# Data entries:
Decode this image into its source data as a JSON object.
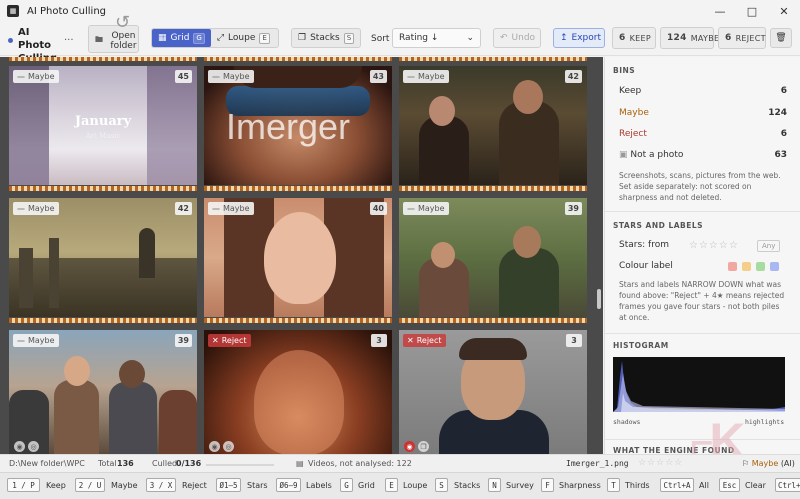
{
  "window": {
    "title": "AI Photo Culling",
    "logo": "app-logo-icon"
  },
  "toolbar": {
    "project_name": "AI Photo Culling",
    "project_more": "...",
    "open_folder": "Open folder",
    "grid_label": "Grid",
    "grid_key": "G",
    "loupe_label": "Loupe",
    "loupe_key": "E",
    "stacks_label": "Stacks",
    "stacks_key": "S",
    "sort_label": "Sort",
    "sort_value": "Rating ↓",
    "undo_label": "Undo",
    "export_label": "Export",
    "bins": {
      "keep_count": "6",
      "keep_label": "KEEP",
      "maybe_count": "124",
      "maybe_label": "MAYBE",
      "reject_count": "6",
      "reject_label": "REJECT"
    }
  },
  "grid": {
    "tiles": [
      {
        "bin": "Maybe",
        "score": "45",
        "title": "January",
        "subtitle": "Art Music"
      },
      {
        "bin": "Maybe",
        "score": "43",
        "overlay": "Imerger"
      },
      {
        "bin": "Maybe",
        "score": "42"
      },
      {
        "bin": "Maybe",
        "score": "42"
      },
      {
        "bin": "Maybe",
        "score": "40"
      },
      {
        "bin": "Maybe",
        "score": "39"
      },
      {
        "bin": "Maybe",
        "score": "39"
      },
      {
        "bin": "Reject",
        "score": "3"
      },
      {
        "bin": "Reject",
        "score": "3"
      }
    ]
  },
  "panel": {
    "bins_heading": "BINS",
    "bins": [
      {
        "label": "Keep",
        "value": "6"
      },
      {
        "label": "Maybe",
        "value": "124"
      },
      {
        "label": "Reject",
        "value": "6"
      },
      {
        "label": "Not a photo",
        "value": "63"
      }
    ],
    "bins_note": "Screenshots, scans, pictures from the web. Set aside separately: not scored on sharpness and not deleted.",
    "stars_heading": "STARS AND LABELS",
    "stars_from": "Stars: from",
    "stars_any": "Any",
    "colour_label": "Colour label",
    "label_colors": [
      "#f0a8a0",
      "#f3cf8a",
      "#a6dca0",
      "#a9b8f2"
    ],
    "stars_note": "Stars and labels NARROW DOWN what was found above: \"Reject\" + 4★ means rejected frames you gave four stars - not both piles at once.",
    "histogram_heading": "HISTOGRAM",
    "histogram_left": "shadows",
    "histogram_right": "highlights",
    "engine_heading": "WHAT THE ENGINE FOUND"
  },
  "status": {
    "path": "D:\\New folder\\WPC",
    "total_label": "Total",
    "total_value": "136",
    "culled_label": "Culled",
    "culled_value": "0/136",
    "culled_fraction": 0,
    "videos": "Videos, not analysed: 122",
    "file": "Imerger_1.png",
    "ai_label": "Maybe",
    "ai_suffix": "(AI)"
  },
  "shortcuts": [
    {
      "key": "1 / P",
      "label": "Keep"
    },
    {
      "key": "2 / U",
      "label": "Maybe"
    },
    {
      "key": "3 / X",
      "label": "Reject"
    },
    {
      "key": "Ø1–5",
      "label": "Stars"
    },
    {
      "key": "Ø6–9",
      "label": "Labels"
    },
    {
      "key": "G",
      "label": "Grid"
    },
    {
      "key": "E",
      "label": "Loupe"
    },
    {
      "key": "S",
      "label": "Stacks"
    },
    {
      "key": "N",
      "label": "Survey"
    },
    {
      "key": "F",
      "label": "Sharpness"
    },
    {
      "key": "T",
      "label": "Thirds"
    },
    {
      "key": "Ctrl+A",
      "label": "All"
    },
    {
      "key": "Esc",
      "label": "Clear"
    },
    {
      "key": "Ctrl+",
      "label": ""
    }
  ]
}
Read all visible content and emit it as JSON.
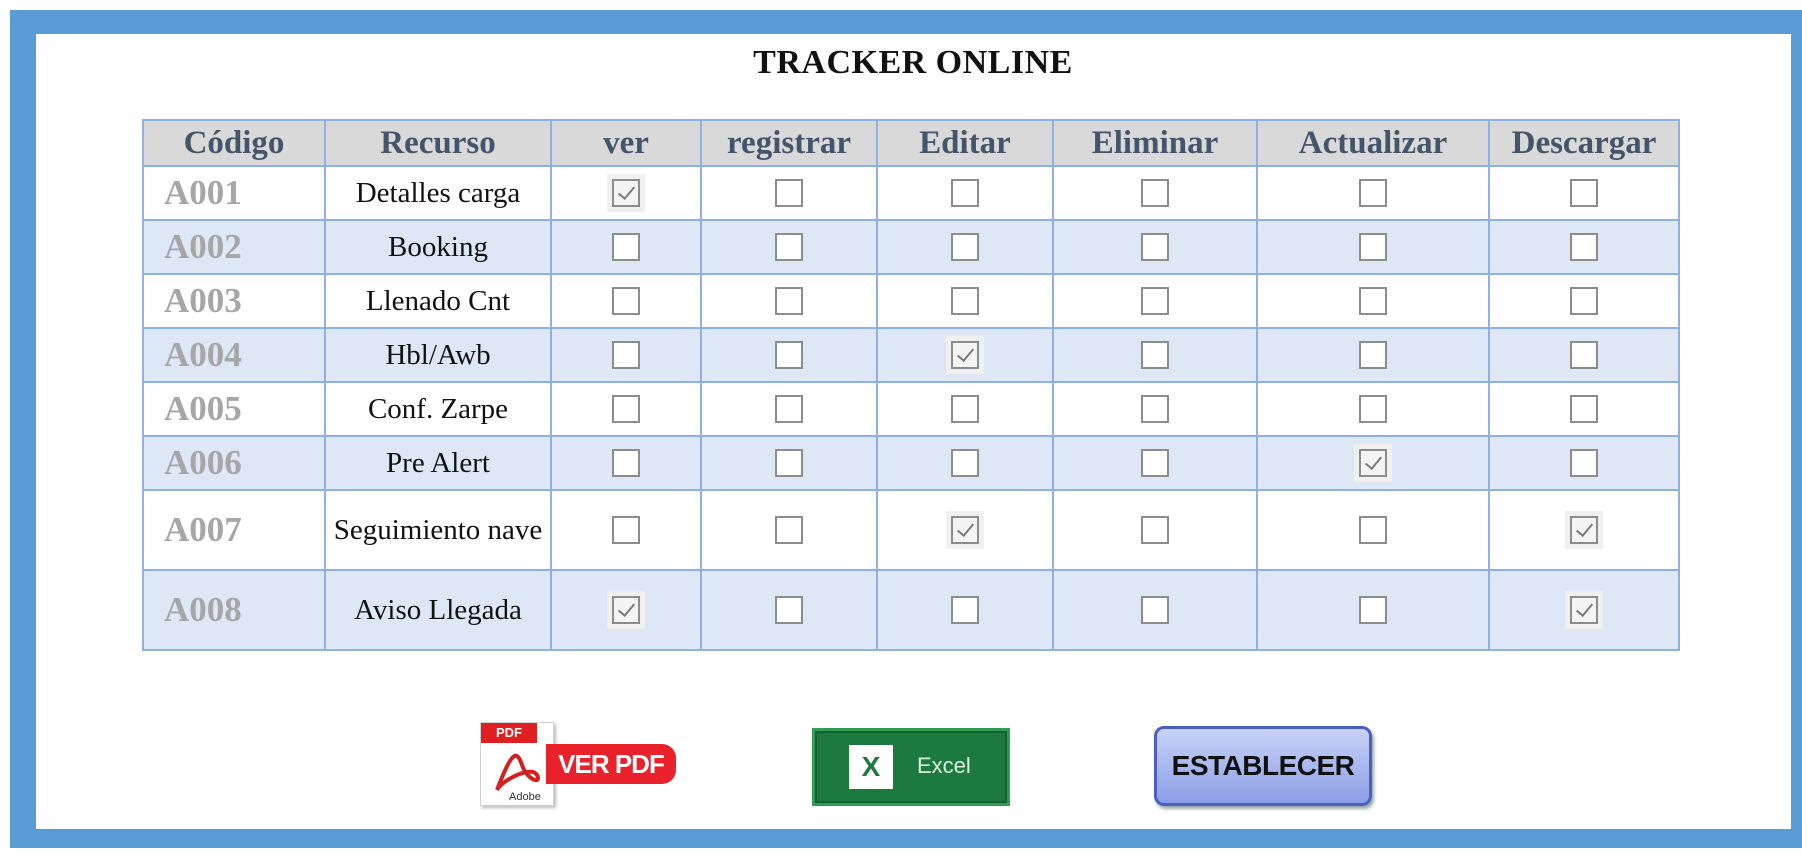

# Exercise instructions:
Copy every line of the records above that holds the word "JSON".

# Worked answer:
Decode this image into its source data as a JSON object.
Read all visible content and emit it as JSON.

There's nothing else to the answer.